(Exercise aim) Could you copy the listing verbatim, beginning at the line that contains "Identify all the" and stopping after the line that contains "- x-tick-label: Indeksseringseff...: [226, 398, 318, 409]"? Leave out any pictures.

(Supplied information)
* Begin *

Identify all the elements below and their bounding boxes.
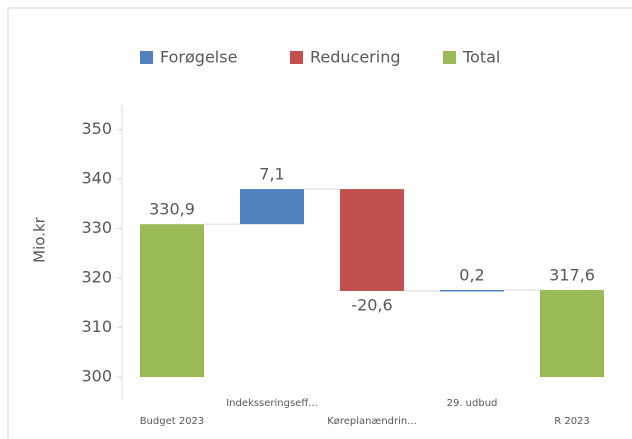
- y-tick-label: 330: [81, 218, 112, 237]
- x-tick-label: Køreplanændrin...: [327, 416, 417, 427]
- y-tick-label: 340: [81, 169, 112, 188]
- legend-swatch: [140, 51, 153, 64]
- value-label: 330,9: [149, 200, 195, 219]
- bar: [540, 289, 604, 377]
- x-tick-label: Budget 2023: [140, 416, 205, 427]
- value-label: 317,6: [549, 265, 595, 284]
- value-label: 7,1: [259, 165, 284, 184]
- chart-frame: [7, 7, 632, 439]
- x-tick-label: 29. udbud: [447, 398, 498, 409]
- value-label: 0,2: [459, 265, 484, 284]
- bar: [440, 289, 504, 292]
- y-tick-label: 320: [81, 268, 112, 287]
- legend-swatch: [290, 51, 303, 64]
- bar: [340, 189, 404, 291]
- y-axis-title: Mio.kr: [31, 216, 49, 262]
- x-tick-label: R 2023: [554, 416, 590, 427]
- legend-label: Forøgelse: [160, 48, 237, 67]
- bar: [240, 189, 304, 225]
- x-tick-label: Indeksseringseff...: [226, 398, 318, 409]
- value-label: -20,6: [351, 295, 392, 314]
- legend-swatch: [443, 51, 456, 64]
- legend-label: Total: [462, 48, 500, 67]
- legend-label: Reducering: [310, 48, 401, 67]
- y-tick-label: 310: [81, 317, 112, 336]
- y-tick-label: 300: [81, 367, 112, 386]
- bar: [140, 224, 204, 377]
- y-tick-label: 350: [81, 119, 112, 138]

* End *
* Begin *

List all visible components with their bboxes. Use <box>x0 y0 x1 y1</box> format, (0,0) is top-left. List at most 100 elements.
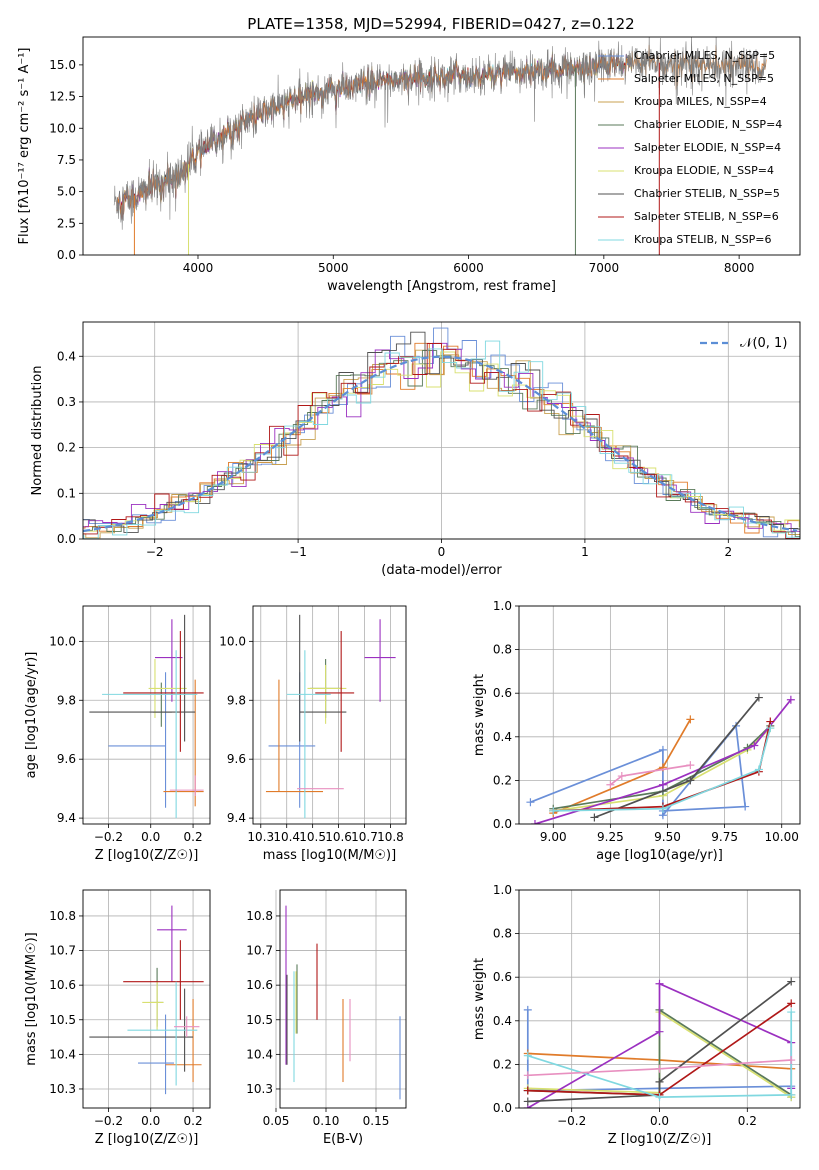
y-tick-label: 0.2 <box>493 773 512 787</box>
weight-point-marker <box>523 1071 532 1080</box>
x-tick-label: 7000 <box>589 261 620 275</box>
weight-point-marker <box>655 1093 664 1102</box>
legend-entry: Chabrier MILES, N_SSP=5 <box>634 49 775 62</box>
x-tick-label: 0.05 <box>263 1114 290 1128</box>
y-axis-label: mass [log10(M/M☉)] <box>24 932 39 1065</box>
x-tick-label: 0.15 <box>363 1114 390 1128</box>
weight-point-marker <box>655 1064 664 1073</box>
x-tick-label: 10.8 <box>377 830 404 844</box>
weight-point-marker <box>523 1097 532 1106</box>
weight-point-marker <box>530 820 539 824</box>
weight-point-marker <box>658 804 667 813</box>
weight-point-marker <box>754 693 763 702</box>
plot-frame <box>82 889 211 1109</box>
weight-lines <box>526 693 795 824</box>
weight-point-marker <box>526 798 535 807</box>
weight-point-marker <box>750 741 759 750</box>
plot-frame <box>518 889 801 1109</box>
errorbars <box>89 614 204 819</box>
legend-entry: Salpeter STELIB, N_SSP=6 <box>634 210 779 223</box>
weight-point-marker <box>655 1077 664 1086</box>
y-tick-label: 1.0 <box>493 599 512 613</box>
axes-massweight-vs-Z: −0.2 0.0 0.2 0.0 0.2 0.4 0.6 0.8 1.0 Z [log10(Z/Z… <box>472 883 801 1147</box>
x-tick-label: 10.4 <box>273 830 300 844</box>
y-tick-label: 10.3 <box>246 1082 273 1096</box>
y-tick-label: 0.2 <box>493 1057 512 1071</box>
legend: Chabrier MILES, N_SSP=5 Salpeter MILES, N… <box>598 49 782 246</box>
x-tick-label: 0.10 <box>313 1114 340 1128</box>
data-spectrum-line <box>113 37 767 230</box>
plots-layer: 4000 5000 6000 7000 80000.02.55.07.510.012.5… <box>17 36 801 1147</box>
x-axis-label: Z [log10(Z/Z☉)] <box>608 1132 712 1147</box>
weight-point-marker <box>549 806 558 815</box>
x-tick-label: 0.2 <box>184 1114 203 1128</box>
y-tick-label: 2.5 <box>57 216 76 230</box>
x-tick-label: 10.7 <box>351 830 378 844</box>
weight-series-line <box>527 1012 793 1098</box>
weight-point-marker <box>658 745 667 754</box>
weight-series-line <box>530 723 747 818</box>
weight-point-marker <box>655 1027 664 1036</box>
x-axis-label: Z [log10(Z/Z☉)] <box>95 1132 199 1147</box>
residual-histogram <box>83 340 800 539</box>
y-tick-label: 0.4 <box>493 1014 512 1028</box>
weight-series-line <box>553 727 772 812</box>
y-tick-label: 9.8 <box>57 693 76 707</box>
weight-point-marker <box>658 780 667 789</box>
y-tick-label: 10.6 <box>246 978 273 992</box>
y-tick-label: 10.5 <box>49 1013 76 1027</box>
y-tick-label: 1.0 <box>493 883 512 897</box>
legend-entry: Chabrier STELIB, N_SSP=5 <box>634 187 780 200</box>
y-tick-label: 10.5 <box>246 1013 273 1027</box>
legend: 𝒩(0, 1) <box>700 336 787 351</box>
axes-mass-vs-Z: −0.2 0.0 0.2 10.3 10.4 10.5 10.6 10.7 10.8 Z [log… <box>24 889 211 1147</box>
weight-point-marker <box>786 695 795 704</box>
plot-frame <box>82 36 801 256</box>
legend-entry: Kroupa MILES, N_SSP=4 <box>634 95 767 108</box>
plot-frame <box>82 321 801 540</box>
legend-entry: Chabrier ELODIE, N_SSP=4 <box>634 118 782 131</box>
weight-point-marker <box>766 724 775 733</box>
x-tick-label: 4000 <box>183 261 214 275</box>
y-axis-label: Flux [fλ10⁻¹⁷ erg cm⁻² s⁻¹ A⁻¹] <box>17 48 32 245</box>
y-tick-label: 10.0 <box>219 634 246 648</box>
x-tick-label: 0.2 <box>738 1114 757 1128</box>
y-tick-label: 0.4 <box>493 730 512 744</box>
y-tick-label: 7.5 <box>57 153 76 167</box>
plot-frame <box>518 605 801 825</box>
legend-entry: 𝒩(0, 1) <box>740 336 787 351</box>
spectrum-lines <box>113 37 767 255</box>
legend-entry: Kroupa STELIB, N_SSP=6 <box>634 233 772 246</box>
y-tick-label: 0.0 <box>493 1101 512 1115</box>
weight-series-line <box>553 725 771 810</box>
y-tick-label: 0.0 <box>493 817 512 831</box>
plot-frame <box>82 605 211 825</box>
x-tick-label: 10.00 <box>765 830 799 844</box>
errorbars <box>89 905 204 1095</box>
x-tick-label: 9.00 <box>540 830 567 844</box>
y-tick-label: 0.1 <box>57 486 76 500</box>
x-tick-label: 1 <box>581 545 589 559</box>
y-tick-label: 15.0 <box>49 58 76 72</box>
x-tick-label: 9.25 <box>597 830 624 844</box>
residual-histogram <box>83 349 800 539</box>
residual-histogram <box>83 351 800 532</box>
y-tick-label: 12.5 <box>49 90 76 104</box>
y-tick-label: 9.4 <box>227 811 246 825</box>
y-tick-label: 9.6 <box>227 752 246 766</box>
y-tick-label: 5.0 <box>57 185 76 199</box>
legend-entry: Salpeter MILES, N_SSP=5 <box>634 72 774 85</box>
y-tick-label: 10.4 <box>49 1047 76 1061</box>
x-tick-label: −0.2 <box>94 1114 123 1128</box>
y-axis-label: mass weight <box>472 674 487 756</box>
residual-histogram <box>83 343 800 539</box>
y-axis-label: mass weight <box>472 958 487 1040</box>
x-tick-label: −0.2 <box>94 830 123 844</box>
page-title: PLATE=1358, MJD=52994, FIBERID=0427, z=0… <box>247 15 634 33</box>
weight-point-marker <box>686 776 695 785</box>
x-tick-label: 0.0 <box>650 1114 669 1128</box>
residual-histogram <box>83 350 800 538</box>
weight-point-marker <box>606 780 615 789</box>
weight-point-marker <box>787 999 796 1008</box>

* End *
* Begin *

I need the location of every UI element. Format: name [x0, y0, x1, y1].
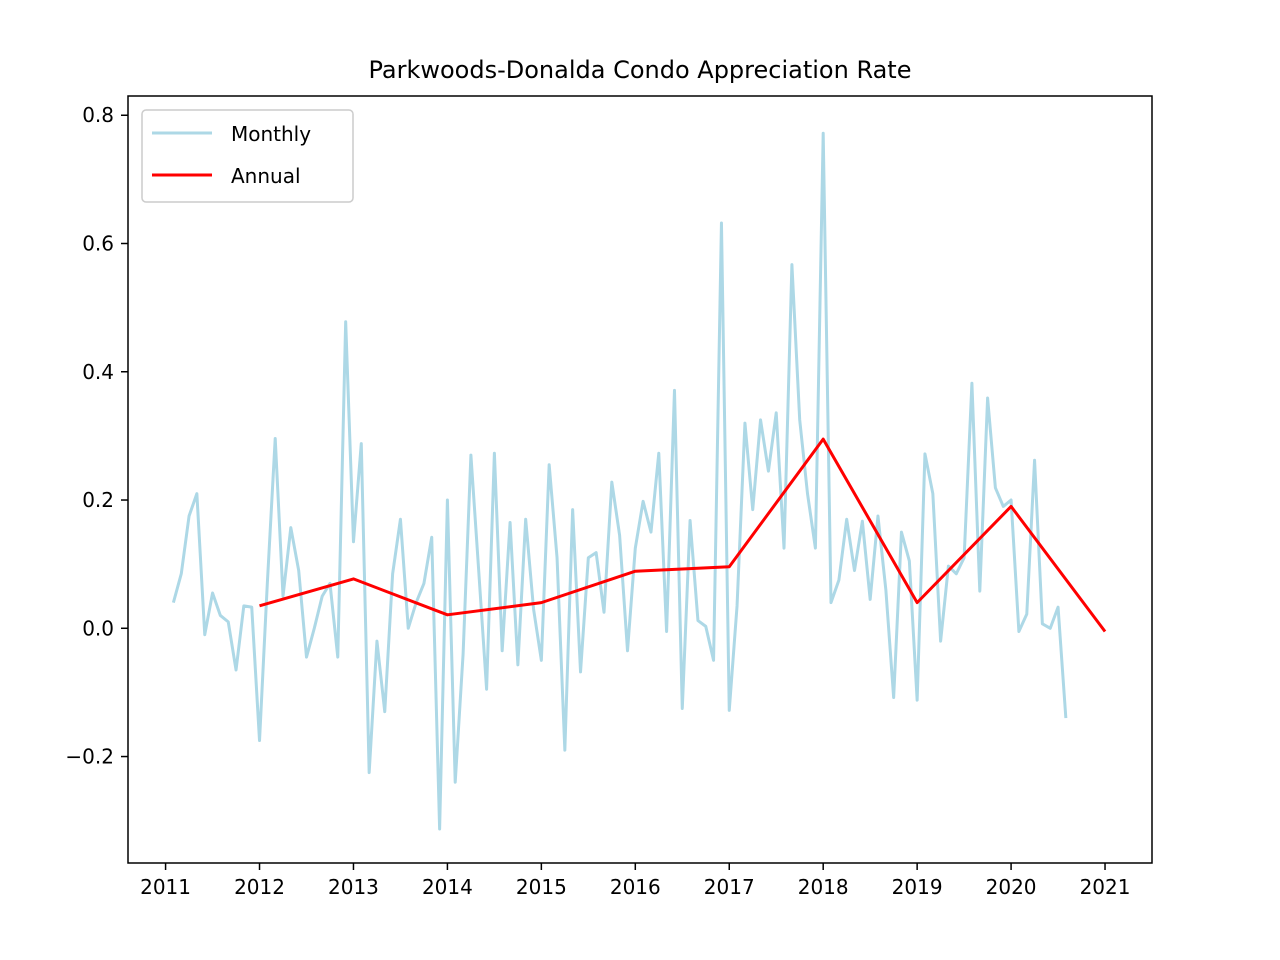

* End *

(Output for this exercise)
Identify all the elements below and their bounding boxes.
- y-tick-label: 330: [81, 218, 112, 237]
- x-tick-label: Køreplanændrin...: [327, 416, 417, 427]
- y-tick-label: 340: [81, 169, 112, 188]
- legend-swatch: [140, 51, 153, 64]
- value-label: 330,9: [149, 200, 195, 219]
- bar: [540, 289, 604, 377]
- x-tick-label: Budget 2023: [140, 416, 205, 427]
- value-label: 317,6: [549, 265, 595, 284]
- value-label: 7,1: [259, 165, 284, 184]
- chart-frame: [7, 7, 632, 439]
- x-tick-label: 29. udbud: [447, 398, 498, 409]
- value-label: 0,2: [459, 265, 484, 284]
- bar: [440, 289, 504, 292]
- y-tick-label: 320: [81, 268, 112, 287]
- legend-swatch: [290, 51, 303, 64]
- bar: [340, 189, 404, 291]
- y-axis-title: Mio.kr: [31, 216, 49, 262]
- x-tick-label: R 2023: [554, 416, 590, 427]
- legend-label: Forøgelse: [160, 48, 237, 67]
- bar: [240, 189, 304, 225]
- x-tick-label: Indeksseringseff...: [226, 398, 318, 409]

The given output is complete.